* [WHAT YOU SHOULD DO] Leave out any picture and return the remaining listing below exactly as given.

>> Start DATA ENTRIES

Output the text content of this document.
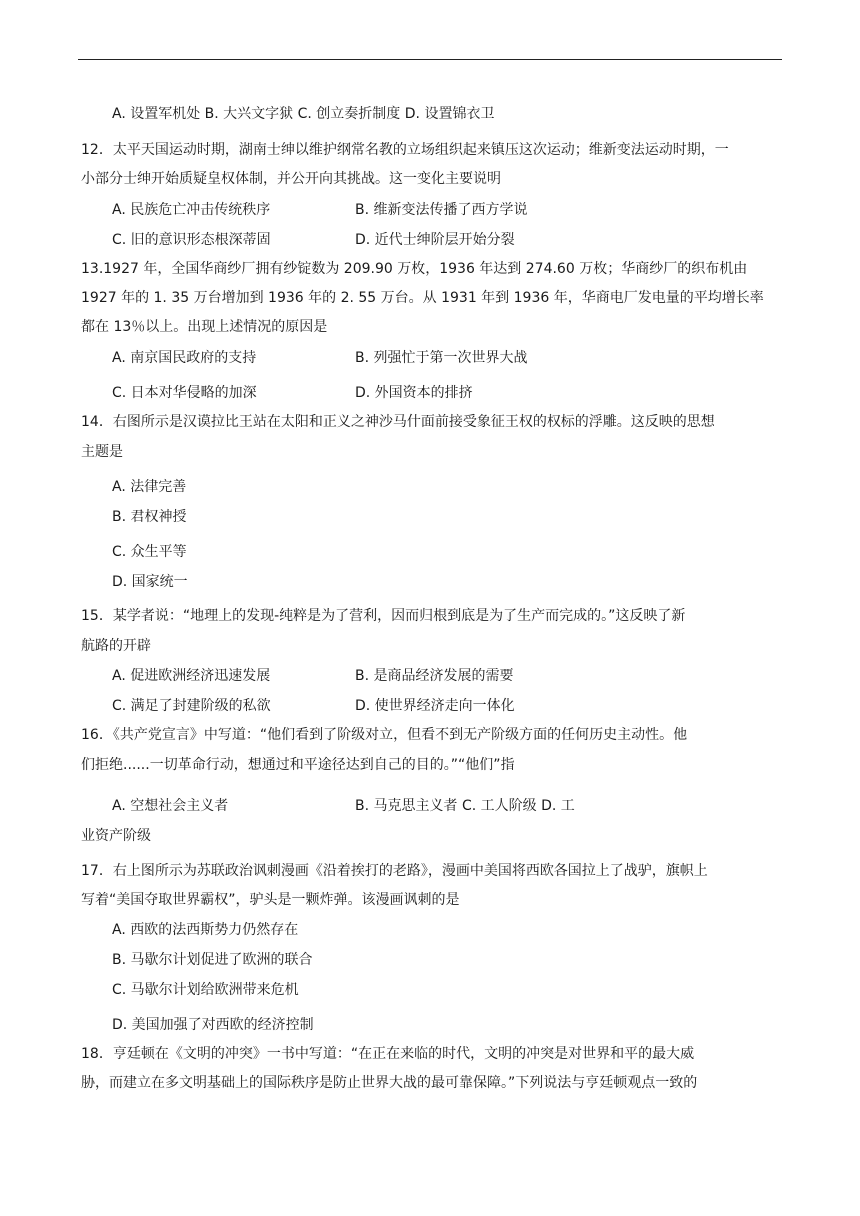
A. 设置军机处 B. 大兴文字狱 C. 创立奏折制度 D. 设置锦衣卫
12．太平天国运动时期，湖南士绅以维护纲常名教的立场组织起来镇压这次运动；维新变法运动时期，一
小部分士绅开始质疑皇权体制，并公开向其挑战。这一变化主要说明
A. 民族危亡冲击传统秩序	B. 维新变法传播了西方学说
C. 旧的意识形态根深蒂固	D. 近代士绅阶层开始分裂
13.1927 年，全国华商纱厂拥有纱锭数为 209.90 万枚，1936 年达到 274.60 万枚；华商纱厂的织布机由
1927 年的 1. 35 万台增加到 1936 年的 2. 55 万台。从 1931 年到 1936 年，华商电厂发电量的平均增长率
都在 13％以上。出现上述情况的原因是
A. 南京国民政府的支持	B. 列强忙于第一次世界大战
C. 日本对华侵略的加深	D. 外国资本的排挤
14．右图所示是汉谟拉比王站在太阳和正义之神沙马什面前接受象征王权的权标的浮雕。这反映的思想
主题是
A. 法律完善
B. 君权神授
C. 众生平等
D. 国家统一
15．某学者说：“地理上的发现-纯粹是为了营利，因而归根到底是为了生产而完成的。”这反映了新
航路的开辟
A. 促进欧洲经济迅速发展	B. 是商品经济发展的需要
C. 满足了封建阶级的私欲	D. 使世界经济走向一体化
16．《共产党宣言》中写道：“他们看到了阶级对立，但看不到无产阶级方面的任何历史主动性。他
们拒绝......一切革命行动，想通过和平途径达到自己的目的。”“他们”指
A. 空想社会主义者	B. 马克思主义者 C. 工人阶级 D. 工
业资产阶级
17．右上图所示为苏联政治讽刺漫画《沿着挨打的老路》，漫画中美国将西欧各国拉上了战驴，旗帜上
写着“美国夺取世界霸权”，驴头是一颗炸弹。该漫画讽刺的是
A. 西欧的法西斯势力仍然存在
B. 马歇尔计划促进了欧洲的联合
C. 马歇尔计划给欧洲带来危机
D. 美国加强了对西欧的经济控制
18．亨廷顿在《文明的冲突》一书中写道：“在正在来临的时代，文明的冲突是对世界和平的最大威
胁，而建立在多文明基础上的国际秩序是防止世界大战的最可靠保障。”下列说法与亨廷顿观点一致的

>> End DATA ENTRIES

* [TASK ANSWER]
Output the text content of this document.
A. 设置军机处 B. 大兴文字狱 C. 创立奏折制度 D. 设置锦衣卫
12．太平天国运动时期，湖南士绅以维护纲常名教的立场组织起来镇压这次运动；维新变法运动时期，一
小部分士绅开始质疑皇权体制，并公开向其挑战。这一变化主要说明
A. 民族危亡冲击传统秩序	B. 维新变法传播了西方学说
C. 旧的意识形态根深蒂固	D. 近代士绅阶层开始分裂
13.1927 年，全国华商纱厂拥有纱锭数为 209.90 万枚，1936 年达到 274.60 万枚；华商纱厂的织布机由
1927 年的 1. 35 万台增加到 1936 年的 2. 55 万台。从 1931 年到 1936 年，华商电厂发电量的平均增长率
都在 13％以上。出现上述情况的原因是
A. 南京国民政府的支持	B. 列强忙于第一次世界大战
C. 日本对华侵略的加深	D. 外国资本的排挤
14．右图所示是汉谟拉比王站在太阳和正义之神沙马什面前接受象征王权的权标的浮雕。这反映的思想
主题是
A. 法律完善
B. 君权神授
C. 众生平等
D. 国家统一
15．某学者说：“地理上的发现-纯粹是为了营利，因而归根到底是为了生产而完成的。”这反映了新
航路的开辟
A. 促进欧洲经济迅速发展	B. 是商品经济发展的需要
C. 满足了封建阶级的私欲	D. 使世界经济走向一体化
16．《共产党宣言》中写道：“他们看到了阶级对立，但看不到无产阶级方面的任何历史主动性。他
们拒绝......一切革命行动，想通过和平途径达到自己的目的。”“他们”指
A. 空想社会主义者	B. 马克思主义者 C. 工人阶级 D. 工
业资产阶级
17．右上图所示为苏联政治讽刺漫画《沿着挨打的老路》，漫画中美国将西欧各国拉上了战驴，旗帜上
写着“美国夺取世界霸权”，驴头是一颗炸弹。该漫画讽刺的是
A. 西欧的法西斯势力仍然存在
B. 马歇尔计划促进了欧洲的联合
C. 马歇尔计划给欧洲带来危机
D. 美国加强了对西欧的经济控制
18．亨廷顿在《文明的冲突》一书中写道：“在正在来临的时代，文明的冲突是对世界和平的最大威
胁，而建立在多文明基础上的国际秩序是防止世界大战的最可靠保障。”下列说法与亨廷顿观点一致的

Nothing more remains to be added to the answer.